[Stored items from a collection]
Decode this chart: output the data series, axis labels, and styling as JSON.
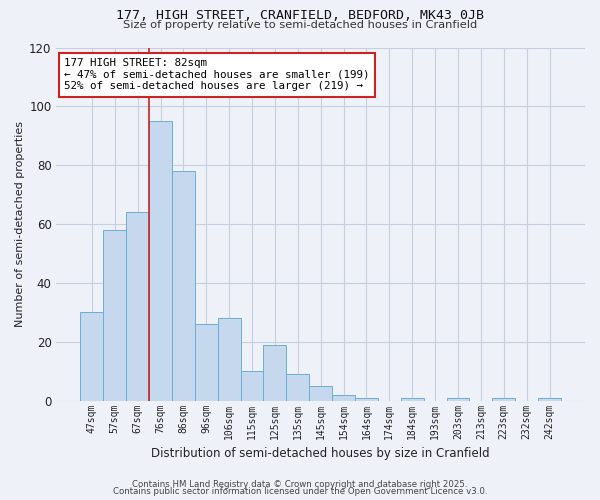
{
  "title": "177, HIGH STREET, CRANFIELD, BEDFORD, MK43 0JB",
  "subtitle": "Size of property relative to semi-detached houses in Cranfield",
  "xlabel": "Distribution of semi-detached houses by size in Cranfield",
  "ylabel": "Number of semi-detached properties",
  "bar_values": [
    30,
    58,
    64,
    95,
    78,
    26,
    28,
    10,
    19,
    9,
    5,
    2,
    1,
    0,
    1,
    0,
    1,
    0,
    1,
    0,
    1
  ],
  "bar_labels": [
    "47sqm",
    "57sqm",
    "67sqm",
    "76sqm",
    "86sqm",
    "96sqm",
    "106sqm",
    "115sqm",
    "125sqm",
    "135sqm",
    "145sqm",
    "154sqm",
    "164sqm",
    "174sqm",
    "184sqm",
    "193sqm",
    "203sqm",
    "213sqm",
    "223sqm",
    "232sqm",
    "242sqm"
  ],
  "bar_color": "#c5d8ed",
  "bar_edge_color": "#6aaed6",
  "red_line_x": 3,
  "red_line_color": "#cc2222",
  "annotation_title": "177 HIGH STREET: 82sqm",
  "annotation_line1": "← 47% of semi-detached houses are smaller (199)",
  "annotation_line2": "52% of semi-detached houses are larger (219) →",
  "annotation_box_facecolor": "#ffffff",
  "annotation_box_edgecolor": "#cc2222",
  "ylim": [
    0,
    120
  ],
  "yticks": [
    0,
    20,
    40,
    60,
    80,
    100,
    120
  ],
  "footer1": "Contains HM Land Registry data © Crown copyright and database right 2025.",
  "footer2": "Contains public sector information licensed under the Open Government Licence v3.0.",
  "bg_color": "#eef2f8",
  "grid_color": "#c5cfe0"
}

---

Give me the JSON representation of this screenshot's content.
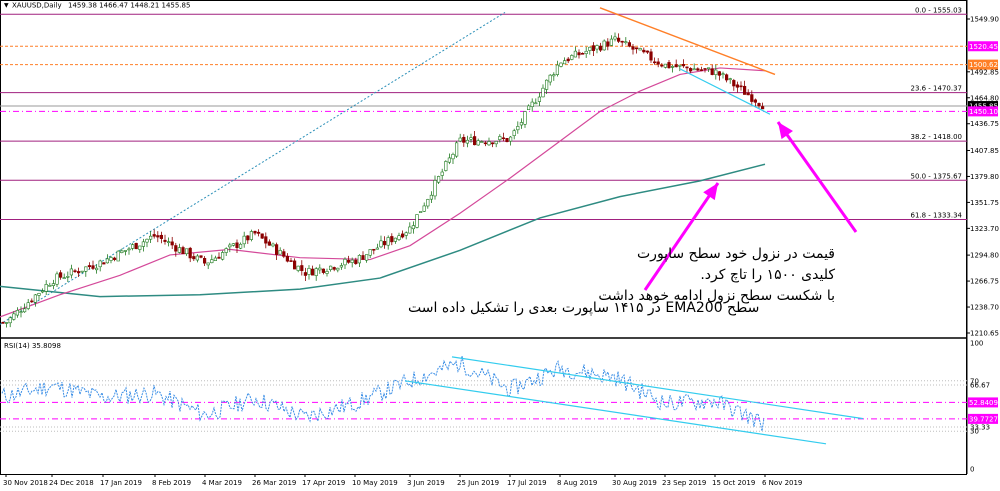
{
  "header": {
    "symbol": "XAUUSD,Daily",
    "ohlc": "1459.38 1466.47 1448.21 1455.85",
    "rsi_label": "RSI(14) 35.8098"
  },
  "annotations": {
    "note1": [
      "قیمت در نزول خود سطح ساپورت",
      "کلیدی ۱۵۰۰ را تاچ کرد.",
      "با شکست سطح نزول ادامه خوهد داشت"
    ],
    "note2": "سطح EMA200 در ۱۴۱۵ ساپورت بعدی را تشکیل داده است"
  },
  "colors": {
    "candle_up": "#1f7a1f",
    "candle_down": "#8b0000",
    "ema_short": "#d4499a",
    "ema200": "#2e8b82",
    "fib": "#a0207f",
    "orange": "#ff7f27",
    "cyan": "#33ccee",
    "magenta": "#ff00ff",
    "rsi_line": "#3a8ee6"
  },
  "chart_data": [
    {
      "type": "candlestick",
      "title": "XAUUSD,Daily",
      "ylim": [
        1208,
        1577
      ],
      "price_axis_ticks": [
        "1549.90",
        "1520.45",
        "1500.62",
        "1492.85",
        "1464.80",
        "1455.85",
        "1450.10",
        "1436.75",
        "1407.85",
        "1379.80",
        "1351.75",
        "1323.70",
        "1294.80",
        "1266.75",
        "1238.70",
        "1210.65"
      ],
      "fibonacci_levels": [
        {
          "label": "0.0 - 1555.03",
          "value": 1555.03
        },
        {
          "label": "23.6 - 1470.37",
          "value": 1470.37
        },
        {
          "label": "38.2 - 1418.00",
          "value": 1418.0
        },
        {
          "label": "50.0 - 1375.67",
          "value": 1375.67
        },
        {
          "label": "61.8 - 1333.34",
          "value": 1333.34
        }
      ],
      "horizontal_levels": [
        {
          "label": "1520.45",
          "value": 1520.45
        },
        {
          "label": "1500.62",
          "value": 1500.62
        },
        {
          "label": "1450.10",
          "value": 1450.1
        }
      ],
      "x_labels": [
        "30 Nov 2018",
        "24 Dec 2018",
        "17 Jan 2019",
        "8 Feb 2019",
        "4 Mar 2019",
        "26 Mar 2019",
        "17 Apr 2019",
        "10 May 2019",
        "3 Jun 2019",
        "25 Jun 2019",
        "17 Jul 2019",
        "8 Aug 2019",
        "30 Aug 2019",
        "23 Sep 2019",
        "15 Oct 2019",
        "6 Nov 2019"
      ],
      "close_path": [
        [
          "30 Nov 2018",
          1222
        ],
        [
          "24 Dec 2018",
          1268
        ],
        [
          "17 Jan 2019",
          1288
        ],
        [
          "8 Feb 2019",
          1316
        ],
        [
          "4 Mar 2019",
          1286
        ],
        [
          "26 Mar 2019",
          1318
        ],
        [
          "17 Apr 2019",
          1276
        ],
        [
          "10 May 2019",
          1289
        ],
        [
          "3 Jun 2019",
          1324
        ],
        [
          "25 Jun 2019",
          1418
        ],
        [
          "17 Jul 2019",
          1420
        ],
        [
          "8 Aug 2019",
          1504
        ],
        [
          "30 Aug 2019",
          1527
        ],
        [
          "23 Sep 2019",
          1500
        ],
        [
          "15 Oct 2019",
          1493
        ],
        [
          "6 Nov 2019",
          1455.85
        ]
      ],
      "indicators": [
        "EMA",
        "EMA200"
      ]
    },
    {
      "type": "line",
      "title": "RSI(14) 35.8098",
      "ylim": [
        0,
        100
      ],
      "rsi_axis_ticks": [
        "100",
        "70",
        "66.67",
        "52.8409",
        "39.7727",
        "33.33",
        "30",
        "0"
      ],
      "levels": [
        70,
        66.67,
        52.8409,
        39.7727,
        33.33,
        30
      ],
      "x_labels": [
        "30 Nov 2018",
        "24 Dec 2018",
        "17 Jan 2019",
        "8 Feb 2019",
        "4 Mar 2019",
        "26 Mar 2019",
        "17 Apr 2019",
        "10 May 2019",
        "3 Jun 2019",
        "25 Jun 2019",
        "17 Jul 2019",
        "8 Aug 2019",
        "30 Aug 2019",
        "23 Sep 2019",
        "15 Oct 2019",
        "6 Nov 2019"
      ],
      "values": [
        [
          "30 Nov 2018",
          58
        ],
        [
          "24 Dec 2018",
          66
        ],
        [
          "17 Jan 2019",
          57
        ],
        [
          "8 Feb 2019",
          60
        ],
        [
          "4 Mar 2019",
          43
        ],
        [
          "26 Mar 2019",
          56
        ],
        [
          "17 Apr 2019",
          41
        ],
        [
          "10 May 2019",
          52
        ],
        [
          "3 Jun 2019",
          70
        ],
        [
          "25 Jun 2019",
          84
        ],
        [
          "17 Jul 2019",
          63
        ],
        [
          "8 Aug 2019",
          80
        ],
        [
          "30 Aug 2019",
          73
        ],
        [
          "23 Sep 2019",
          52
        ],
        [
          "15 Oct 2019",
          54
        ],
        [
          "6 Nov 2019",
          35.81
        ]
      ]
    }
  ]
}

* * *

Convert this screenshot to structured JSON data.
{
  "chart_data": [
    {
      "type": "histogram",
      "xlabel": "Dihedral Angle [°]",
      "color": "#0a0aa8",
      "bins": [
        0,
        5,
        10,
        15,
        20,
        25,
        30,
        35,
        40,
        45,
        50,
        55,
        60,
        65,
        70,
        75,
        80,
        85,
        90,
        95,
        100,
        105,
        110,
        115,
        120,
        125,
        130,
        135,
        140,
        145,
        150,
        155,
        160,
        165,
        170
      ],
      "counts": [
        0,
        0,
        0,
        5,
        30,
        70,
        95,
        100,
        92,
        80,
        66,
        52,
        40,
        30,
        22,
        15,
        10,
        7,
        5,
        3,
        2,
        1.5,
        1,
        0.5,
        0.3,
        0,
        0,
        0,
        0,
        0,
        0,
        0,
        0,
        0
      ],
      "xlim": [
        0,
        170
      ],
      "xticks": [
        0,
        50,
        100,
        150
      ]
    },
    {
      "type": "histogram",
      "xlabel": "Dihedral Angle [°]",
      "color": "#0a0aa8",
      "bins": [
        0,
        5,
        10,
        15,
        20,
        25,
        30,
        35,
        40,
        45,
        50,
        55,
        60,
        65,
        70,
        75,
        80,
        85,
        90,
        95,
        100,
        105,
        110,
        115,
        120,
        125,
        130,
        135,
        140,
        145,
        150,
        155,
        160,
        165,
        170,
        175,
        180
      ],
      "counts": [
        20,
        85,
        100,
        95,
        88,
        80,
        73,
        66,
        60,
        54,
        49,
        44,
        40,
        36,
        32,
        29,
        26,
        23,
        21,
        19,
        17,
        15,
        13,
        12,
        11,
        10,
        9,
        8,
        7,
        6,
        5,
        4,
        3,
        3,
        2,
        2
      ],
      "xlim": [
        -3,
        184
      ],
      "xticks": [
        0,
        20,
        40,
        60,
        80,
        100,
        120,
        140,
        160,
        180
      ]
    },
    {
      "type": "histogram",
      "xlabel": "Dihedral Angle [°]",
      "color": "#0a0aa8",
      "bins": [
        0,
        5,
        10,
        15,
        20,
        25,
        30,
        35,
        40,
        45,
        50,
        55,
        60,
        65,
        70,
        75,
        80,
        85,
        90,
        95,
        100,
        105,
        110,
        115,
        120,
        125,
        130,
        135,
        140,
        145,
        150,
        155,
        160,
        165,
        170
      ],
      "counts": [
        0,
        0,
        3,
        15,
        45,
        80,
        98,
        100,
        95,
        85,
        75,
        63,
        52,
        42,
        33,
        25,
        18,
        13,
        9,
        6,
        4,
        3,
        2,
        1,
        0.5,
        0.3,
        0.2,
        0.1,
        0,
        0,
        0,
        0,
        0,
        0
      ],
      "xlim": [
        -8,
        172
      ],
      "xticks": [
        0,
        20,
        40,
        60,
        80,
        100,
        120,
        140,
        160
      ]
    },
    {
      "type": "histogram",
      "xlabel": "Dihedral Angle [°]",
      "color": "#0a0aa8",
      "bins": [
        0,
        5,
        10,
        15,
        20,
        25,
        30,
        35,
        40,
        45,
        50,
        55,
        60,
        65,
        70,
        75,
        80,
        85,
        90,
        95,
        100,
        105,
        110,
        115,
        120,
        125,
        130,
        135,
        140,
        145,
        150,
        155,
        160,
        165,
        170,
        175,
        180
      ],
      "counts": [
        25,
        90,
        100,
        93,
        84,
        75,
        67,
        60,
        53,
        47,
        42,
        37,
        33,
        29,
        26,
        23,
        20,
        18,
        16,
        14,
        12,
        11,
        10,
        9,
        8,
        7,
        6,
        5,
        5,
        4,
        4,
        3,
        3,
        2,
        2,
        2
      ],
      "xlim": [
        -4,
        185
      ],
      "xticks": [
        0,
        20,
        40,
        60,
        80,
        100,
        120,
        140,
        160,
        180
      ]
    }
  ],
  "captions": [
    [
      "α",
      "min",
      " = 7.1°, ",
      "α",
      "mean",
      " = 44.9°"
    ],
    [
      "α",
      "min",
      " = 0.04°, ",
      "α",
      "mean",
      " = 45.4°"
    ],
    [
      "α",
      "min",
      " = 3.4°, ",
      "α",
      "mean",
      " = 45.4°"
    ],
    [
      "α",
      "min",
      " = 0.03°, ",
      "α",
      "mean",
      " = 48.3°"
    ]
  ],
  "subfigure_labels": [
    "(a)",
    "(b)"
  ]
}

-- REQUIREMENTS --
Find every line in the records that has the string "ساپورت", then state how many there are and nothing else.

-- REPLY --
2